--- Task to complete ---
Without altering anything, repeat each of the records.

--- Entries from a dataset ---
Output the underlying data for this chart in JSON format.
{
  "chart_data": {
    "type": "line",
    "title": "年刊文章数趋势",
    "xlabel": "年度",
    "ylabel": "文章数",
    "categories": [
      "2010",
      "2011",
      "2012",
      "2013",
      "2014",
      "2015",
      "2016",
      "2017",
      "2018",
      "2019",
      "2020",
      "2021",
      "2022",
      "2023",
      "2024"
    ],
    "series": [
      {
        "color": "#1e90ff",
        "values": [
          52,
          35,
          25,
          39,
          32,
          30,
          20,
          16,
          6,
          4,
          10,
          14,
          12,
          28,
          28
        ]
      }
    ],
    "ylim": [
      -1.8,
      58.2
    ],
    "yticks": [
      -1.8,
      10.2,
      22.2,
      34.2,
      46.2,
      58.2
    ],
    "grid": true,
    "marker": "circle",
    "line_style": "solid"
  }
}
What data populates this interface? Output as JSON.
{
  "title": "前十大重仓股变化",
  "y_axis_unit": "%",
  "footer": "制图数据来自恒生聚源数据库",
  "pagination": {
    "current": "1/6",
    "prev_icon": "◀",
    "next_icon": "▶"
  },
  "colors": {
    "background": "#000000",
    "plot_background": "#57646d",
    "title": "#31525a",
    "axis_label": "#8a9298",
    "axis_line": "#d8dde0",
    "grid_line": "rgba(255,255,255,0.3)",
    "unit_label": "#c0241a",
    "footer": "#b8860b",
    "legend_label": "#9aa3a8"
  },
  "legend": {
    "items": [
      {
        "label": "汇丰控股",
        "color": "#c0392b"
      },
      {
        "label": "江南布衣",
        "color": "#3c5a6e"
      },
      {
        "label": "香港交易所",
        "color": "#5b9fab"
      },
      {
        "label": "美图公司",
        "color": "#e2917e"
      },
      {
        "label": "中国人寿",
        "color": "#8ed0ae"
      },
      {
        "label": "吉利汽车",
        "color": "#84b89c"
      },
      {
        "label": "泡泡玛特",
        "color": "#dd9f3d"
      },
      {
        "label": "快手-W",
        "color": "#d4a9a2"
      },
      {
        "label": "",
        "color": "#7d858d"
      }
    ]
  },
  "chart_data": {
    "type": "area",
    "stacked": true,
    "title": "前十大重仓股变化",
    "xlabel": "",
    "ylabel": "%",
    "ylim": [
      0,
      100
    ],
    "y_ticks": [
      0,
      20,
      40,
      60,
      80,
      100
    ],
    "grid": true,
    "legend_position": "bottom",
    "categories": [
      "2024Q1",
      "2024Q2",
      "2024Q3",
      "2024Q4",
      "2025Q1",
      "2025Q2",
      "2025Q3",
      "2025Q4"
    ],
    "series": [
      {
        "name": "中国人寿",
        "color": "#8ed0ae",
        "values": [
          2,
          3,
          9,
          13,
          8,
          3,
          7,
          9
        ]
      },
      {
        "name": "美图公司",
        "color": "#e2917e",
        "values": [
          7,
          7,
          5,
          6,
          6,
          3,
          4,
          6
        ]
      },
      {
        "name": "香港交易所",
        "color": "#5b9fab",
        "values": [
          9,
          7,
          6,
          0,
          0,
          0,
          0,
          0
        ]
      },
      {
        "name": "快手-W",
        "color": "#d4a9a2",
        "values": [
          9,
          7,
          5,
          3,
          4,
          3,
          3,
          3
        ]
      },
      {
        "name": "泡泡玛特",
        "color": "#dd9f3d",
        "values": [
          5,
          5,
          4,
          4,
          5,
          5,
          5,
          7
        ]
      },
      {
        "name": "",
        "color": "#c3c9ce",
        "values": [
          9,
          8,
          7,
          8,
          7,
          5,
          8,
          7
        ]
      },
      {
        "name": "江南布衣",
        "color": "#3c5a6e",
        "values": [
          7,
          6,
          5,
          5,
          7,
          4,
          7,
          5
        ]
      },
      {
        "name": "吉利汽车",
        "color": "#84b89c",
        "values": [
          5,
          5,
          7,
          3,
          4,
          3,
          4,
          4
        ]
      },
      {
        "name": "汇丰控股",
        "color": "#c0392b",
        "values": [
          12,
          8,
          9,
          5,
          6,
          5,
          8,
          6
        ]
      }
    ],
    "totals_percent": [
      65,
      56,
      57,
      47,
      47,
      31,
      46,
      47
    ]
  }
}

--- The result ---
Output the underlying data for this chart in JSON format.
{
  "chart_data": {
    "type": "line",
    "title": "年刊文章数趋势",
    "xlabel": "年度",
    "ylabel": "文章数",
    "categories": [
      "2010",
      "2011",
      "2012",
      "2013",
      "2014",
      "2015",
      "2016",
      "2017",
      "2018",
      "2019",
      "2020",
      "2021",
      "2022",
      "2023",
      "2024"
    ],
    "series": [
      {
        "color": "#1e90ff",
        "values": [
          52,
          35,
          25,
          39,
          32,
          30,
          20,
          16,
          6,
          4,
          10,
          14,
          12,
          28,
          28
        ]
      }
    ],
    "ylim": [
      -1.8,
      58.2
    ],
    "yticks": [
      -1.8,
      10.2,
      22.2,
      34.2,
      46.2,
      58.2
    ],
    "grid": true,
    "marker": "circle",
    "line_style": "solid"
  }
}
What data populates this interface? Output as JSON.
{
  "title": "前十大重仓股变化",
  "y_axis_unit": "%",
  "footer": "制图数据来自恒生聚源数据库",
  "pagination": {
    "current": "1/6",
    "prev_icon": "◀",
    "next_icon": "▶"
  },
  "colors": {
    "background": "#000000",
    "plot_background": "#57646d",
    "title": "#31525a",
    "axis_label": "#8a9298",
    "axis_line": "#d8dde0",
    "grid_line": "rgba(255,255,255,0.3)",
    "unit_label": "#c0241a",
    "footer": "#b8860b",
    "legend_label": "#9aa3a8"
  },
  "legend": {
    "items": [
      {
        "label": "汇丰控股",
        "color": "#c0392b"
      },
      {
        "label": "江南布衣",
        "color": "#3c5a6e"
      },
      {
        "label": "香港交易所",
        "color": "#5b9fab"
      },
      {
        "label": "美图公司",
        "color": "#e2917e"
      },
      {
        "label": "中国人寿",
        "color": "#8ed0ae"
      },
      {
        "label": "吉利汽车",
        "color": "#84b89c"
      },
      {
        "label": "泡泡玛特",
        "color": "#dd9f3d"
      },
      {
        "label": "快手-W",
        "color": "#d4a9a2"
      },
      {
        "label": "",
        "color": "#7d858d"
      }
    ]
  },
  "chart_data": {
    "type": "area",
    "stacked": true,
    "title": "前十大重仓股变化",
    "xlabel": "",
    "ylabel": "%",
    "ylim": [
      0,
      100
    ],
    "y_ticks": [
      0,
      20,
      40,
      60,
      80,
      100
    ],
    "grid": true,
    "legend_position": "bottom",
    "categories": [
      "2024Q1",
      "2024Q2",
      "2024Q3",
      "2024Q4",
      "2025Q1",
      "2025Q2",
      "2025Q3",
      "2025Q4"
    ],
    "series": [
      {
        "name": "中国人寿",
        "color": "#8ed0ae",
        "values": [
          2,
          3,
          9,
          13,
          8,
          3,
          7,
          9
        ]
      },
      {
        "name": "美图公司",
        "color": "#e2917e",
        "values": [
          7,
          7,
          5,
          6,
          6,
          3,
          4,
          6
        ]
      },
      {
        "name": "香港交易所",
        "color": "#5b9fab",
        "values": [
          9,
          7,
          6,
          0,
          0,
          0,
          0,
          0
        ]
      },
      {
        "name": "快手-W",
        "color": "#d4a9a2",
        "values": [
          9,
          7,
          5,
          3,
          4,
          3,
          3,
          3
        ]
      },
      {
        "name": "泡泡玛特",
        "color": "#dd9f3d",
        "values": [
          5,
          5,
          4,
          4,
          5,
          5,
          5,
          7
        ]
      },
      {
        "name": "",
        "color": "#c3c9ce",
        "values": [
          9,
          8,
          7,
          8,
          7,
          5,
          8,
          7
        ]
      },
      {
        "name": "江南布衣",
        "color": "#3c5a6e",
        "values": [
          7,
          6,
          5,
          5,
          7,
          4,
          7,
          5
        ]
      },
      {
        "name": "吉利汽车",
        "color": "#84b89c",
        "values": [
          5,
          5,
          7,
          3,
          4,
          3,
          4,
          4
        ]
      },
      {
        "name": "汇丰控股",
        "color": "#c0392b",
        "values": [
          12,
          8,
          9,
          5,
          6,
          5,
          8,
          6
        ]
      }
    ],
    "totals_percent": [
      65,
      56,
      57,
      47,
      47,
      31,
      46,
      47
    ]
  }
}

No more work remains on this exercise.